Records from a dataset:
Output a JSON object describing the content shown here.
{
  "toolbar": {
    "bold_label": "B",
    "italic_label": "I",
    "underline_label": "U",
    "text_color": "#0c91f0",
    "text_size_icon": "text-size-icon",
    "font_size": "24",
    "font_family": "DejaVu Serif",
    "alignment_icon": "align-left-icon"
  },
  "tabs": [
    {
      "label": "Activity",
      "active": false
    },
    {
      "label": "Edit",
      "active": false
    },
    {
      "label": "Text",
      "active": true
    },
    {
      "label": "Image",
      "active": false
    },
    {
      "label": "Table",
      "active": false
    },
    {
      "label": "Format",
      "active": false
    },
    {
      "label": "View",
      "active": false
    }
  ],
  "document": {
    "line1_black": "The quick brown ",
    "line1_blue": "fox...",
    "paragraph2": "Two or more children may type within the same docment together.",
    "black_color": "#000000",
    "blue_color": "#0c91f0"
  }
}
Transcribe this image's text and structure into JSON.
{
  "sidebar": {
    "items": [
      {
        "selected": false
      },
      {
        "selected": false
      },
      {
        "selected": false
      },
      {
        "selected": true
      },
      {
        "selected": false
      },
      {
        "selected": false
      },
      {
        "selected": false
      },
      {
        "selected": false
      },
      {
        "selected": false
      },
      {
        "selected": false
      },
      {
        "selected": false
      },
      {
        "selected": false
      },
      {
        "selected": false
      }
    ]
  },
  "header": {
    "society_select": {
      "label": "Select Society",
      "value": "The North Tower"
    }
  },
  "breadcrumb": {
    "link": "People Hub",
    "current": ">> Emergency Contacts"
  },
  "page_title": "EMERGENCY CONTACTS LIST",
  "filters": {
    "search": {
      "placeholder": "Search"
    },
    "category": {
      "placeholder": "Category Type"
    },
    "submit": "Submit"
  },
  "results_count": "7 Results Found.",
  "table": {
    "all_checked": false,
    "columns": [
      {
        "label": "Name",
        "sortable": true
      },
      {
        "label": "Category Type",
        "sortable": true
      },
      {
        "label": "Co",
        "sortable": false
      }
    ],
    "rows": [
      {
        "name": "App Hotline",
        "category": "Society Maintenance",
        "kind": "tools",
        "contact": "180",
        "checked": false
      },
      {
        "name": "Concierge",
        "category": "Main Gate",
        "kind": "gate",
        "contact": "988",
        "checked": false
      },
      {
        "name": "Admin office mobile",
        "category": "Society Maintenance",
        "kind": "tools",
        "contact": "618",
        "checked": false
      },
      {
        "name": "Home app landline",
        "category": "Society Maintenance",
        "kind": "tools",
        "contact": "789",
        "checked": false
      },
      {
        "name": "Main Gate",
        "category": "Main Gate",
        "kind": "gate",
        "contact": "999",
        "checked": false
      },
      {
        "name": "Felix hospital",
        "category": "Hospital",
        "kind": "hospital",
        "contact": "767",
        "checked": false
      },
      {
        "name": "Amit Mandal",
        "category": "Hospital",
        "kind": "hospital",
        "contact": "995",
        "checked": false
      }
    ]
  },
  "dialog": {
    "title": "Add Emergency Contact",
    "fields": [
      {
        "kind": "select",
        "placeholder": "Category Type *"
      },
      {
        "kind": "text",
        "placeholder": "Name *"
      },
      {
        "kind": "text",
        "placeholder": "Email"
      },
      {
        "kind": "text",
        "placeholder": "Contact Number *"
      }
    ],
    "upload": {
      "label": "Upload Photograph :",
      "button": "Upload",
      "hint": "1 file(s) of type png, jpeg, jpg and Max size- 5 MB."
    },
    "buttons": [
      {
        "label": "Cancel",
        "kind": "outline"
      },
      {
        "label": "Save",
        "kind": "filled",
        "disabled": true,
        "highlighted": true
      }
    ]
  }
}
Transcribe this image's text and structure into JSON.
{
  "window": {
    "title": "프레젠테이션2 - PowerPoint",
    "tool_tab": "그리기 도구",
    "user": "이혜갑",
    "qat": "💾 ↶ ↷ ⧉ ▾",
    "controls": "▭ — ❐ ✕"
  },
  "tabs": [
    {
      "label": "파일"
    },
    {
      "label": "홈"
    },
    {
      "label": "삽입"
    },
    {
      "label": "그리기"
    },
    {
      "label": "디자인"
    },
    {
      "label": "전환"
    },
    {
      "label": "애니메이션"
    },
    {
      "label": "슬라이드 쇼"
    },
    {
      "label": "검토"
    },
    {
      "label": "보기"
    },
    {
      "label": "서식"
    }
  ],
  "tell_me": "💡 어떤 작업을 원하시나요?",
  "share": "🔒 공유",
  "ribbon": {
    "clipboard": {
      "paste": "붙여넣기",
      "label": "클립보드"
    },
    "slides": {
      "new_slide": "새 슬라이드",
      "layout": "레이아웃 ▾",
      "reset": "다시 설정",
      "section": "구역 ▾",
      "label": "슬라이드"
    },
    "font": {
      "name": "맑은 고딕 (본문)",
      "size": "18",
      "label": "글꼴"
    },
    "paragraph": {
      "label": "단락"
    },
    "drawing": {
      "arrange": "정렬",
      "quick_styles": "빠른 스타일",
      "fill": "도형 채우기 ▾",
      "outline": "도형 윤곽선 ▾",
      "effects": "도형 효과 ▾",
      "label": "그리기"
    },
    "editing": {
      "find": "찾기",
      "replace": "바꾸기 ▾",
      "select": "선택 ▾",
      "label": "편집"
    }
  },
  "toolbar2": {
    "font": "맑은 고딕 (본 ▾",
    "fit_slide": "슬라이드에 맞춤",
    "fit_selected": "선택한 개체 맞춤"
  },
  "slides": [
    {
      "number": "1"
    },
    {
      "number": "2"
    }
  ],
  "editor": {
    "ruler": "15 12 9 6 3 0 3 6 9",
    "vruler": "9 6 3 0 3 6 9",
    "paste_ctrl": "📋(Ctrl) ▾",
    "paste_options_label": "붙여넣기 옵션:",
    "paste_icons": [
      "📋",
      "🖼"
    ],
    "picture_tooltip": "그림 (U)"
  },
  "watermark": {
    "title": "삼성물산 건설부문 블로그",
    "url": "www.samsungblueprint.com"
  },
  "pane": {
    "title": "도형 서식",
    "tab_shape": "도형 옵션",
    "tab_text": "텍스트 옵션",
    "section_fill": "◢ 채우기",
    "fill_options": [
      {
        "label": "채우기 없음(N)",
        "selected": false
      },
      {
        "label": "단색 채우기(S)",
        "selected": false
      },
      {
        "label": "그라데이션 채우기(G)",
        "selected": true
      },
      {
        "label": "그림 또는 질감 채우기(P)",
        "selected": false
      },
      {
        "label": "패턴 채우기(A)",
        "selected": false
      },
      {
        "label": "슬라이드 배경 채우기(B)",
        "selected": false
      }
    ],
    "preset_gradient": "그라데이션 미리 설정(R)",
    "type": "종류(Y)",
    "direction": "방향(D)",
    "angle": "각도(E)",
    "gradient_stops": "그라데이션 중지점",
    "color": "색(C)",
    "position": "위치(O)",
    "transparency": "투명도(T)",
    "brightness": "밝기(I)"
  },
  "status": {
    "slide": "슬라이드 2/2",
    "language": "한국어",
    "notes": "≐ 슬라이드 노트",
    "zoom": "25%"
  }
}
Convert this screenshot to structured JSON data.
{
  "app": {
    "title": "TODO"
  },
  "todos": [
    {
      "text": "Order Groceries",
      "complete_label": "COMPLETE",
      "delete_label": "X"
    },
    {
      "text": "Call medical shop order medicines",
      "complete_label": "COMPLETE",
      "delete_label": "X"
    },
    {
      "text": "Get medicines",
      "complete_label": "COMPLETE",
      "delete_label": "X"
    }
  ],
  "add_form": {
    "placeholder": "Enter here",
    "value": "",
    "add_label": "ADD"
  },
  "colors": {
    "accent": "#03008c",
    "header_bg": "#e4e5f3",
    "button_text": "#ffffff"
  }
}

What is being asked. Reproduce every line above without error.

The output.
Output a JSON object describing the content shown here.
{
  "toolbar": {
    "bold_label": "B",
    "italic_label": "I",
    "underline_label": "U",
    "text_color": "#0c91f0",
    "text_size_icon": "text-size-icon",
    "font_size": "24",
    "font_family": "DejaVu Serif",
    "alignment_icon": "align-left-icon"
  },
  "tabs": [
    {
      "label": "Activity",
      "active": false
    },
    {
      "label": "Edit",
      "active": false
    },
    {
      "label": "Text",
      "active": true
    },
    {
      "label": "Image",
      "active": false
    },
    {
      "label": "Table",
      "active": false
    },
    {
      "label": "Format",
      "active": false
    },
    {
      "label": "View",
      "active": false
    }
  ],
  "document": {
    "line1_black": "The quick brown ",
    "line1_blue": "fox...",
    "paragraph2": "Two or more children may type within the same docment together.",
    "black_color": "#000000",
    "blue_color": "#0c91f0"
  }
}
Transcribe this image's text and structure into JSON.
{
  "sidebar": {
    "items": [
      {
        "selected": false
      },
      {
        "selected": false
      },
      {
        "selected": false
      },
      {
        "selected": true
      },
      {
        "selected": false
      },
      {
        "selected": false
      },
      {
        "selected": false
      },
      {
        "selected": false
      },
      {
        "selected": false
      },
      {
        "selected": false
      },
      {
        "selected": false
      },
      {
        "selected": false
      },
      {
        "selected": false
      }
    ]
  },
  "header": {
    "society_select": {
      "label": "Select Society",
      "value": "The North Tower"
    }
  },
  "breadcrumb": {
    "link": "People Hub",
    "current": ">> Emergency Contacts"
  },
  "page_title": "EMERGENCY CONTACTS LIST",
  "filters": {
    "search": {
      "placeholder": "Search"
    },
    "category": {
      "placeholder": "Category Type"
    },
    "submit": "Submit"
  },
  "results_count": "7 Results Found.",
  "table": {
    "all_checked": false,
    "columns": [
      {
        "label": "Name",
        "sortable": true
      },
      {
        "label": "Category Type",
        "sortable": true
      },
      {
        "label": "Co",
        "sortable": false
      }
    ],
    "rows": [
      {
        "name": "App Hotline",
        "category": "Society Maintenance",
        "kind": "tools",
        "contact": "180",
        "checked": false
      },
      {
        "name": "Concierge",
        "category": "Main Gate",
        "kind": "gate",
        "contact": "988",
        "checked": false
      },
      {
        "name": "Admin office mobile",
        "category": "Society Maintenance",
        "kind": "tools",
        "contact": "618",
        "checked": false
      },
      {
        "name": "Home app landline",
        "category": "Society Maintenance",
        "kind": "tools",
        "contact": "789",
        "checked": false
      },
      {
        "name": "Main Gate",
        "category": "Main Gate",
        "kind": "gate",
        "contact": "999",
        "checked": false
      },
      {
        "name": "Felix hospital",
        "category": "Hospital",
        "kind": "hospital",
        "contact": "767",
        "checked": false
      },
      {
        "name": "Amit Mandal",
        "category": "Hospital",
        "kind": "hospital",
        "contact": "995",
        "checked": false
      }
    ]
  },
  "dialog": {
    "title": "Add Emergency Contact",
    "fields": [
      {
        "kind": "select",
        "placeholder": "Category Type *"
      },
      {
        "kind": "text",
        "placeholder": "Name *"
      },
      {
        "kind": "text",
        "placeholder": "Email"
      },
      {
        "kind": "text",
        "placeholder": "Contact Number *"
      }
    ],
    "upload": {
      "label": "Upload Photograph :",
      "button": "Upload",
      "hint": "1 file(s) of type png, jpeg, jpg and Max size- 5 MB."
    },
    "buttons": [
      {
        "label": "Cancel",
        "kind": "outline"
      },
      {
        "label": "Save",
        "kind": "filled",
        "disabled": true,
        "highlighted": true
      }
    ]
  }
}
Transcribe this image's text and structure into JSON.
{
  "window": {
    "title": "프레젠테이션2 - PowerPoint",
    "tool_tab": "그리기 도구",
    "user": "이혜갑",
    "qat": "💾 ↶ ↷ ⧉ ▾",
    "controls": "▭ — ❐ ✕"
  },
  "tabs": [
    {
      "label": "파일"
    },
    {
      "label": "홈"
    },
    {
      "label": "삽입"
    },
    {
      "label": "그리기"
    },
    {
      "label": "디자인"
    },
    {
      "label": "전환"
    },
    {
      "label": "애니메이션"
    },
    {
      "label": "슬라이드 쇼"
    },
    {
      "label": "검토"
    },
    {
      "label": "보기"
    },
    {
      "label": "서식"
    }
  ],
  "tell_me": "💡 어떤 작업을 원하시나요?",
  "share": "🔒 공유",
  "ribbon": {
    "clipboard": {
      "paste": "붙여넣기",
      "label": "클립보드"
    },
    "slides": {
      "new_slide": "새 슬라이드",
      "layout": "레이아웃 ▾",
      "reset": "다시 설정",
      "section": "구역 ▾",
      "label": "슬라이드"
    },
    "font": {
      "name": "맑은 고딕 (본문)",
      "size": "18",
      "label": "글꼴"
    },
    "paragraph": {
      "label": "단락"
    },
    "drawing": {
      "arrange": "정렬",
      "quick_styles": "빠른 스타일",
      "fill": "도형 채우기 ▾",
      "outline": "도형 윤곽선 ▾",
      "effects": "도형 효과 ▾",
      "label": "그리기"
    },
    "editing": {
      "find": "찾기",
      "replace": "바꾸기 ▾",
      "select": "선택 ▾",
      "label": "편집"
    }
  },
  "toolbar2": {
    "font": "맑은 고딕 (본 ▾",
    "fit_slide": "슬라이드에 맞춤",
    "fit_selected": "선택한 개체 맞춤"
  },
  "slides": [
    {
      "number": "1"
    },
    {
      "number": "2"
    }
  ],
  "editor": {
    "ruler": "15 12 9 6 3 0 3 6 9",
    "vruler": "9 6 3 0 3 6 9",
    "paste_ctrl": "📋(Ctrl) ▾",
    "paste_options_label": "붙여넣기 옵션:",
    "paste_icons": [
      "📋",
      "🖼"
    ],
    "picture_tooltip": "그림 (U)"
  },
  "watermark": {
    "title": "삼성물산 건설부문 블로그",
    "url": "www.samsungblueprint.com"
  },
  "pane": {
    "title": "도형 서식",
    "tab_shape": "도형 옵션",
    "tab_text": "텍스트 옵션",
    "section_fill": "◢ 채우기",
    "fill_options": [
      {
        "label": "채우기 없음(N)",
        "selected": false
      },
      {
        "label": "단색 채우기(S)",
        "selected": false
      },
      {
        "label": "그라데이션 채우기(G)",
        "selected": true
      },
      {
        "label": "그림 또는 질감 채우기(P)",
        "selected": false
      },
      {
        "label": "패턴 채우기(A)",
        "selected": false
      },
      {
        "label": "슬라이드 배경 채우기(B)",
        "selected": false
      }
    ],
    "preset_gradient": "그라데이션 미리 설정(R)",
    "type": "종류(Y)",
    "direction": "방향(D)",
    "angle": "각도(E)",
    "gradient_stops": "그라데이션 중지점",
    "color": "색(C)",
    "position": "위치(O)",
    "transparency": "투명도(T)",
    "brightness": "밝기(I)"
  },
  "status": {
    "slide": "슬라이드 2/2",
    "language": "한국어",
    "notes": "≐ 슬라이드 노트",
    "zoom": "25%"
  }
}
Convert this screenshot to structured JSON data.
{
  "app": {
    "title": "TODO"
  },
  "todos": [
    {
      "text": "Order Groceries",
      "complete_label": "COMPLETE",
      "delete_label": "X"
    },
    {
      "text": "Call medical shop order medicines",
      "complete_label": "COMPLETE",
      "delete_label": "X"
    },
    {
      "text": "Get medicines",
      "complete_label": "COMPLETE",
      "delete_label": "X"
    }
  ],
  "add_form": {
    "placeholder": "Enter here",
    "value": "",
    "add_label": "ADD"
  },
  "colors": {
    "accent": "#03008c",
    "header_bg": "#e4e5f3",
    "button_text": "#ffffff"
  }
}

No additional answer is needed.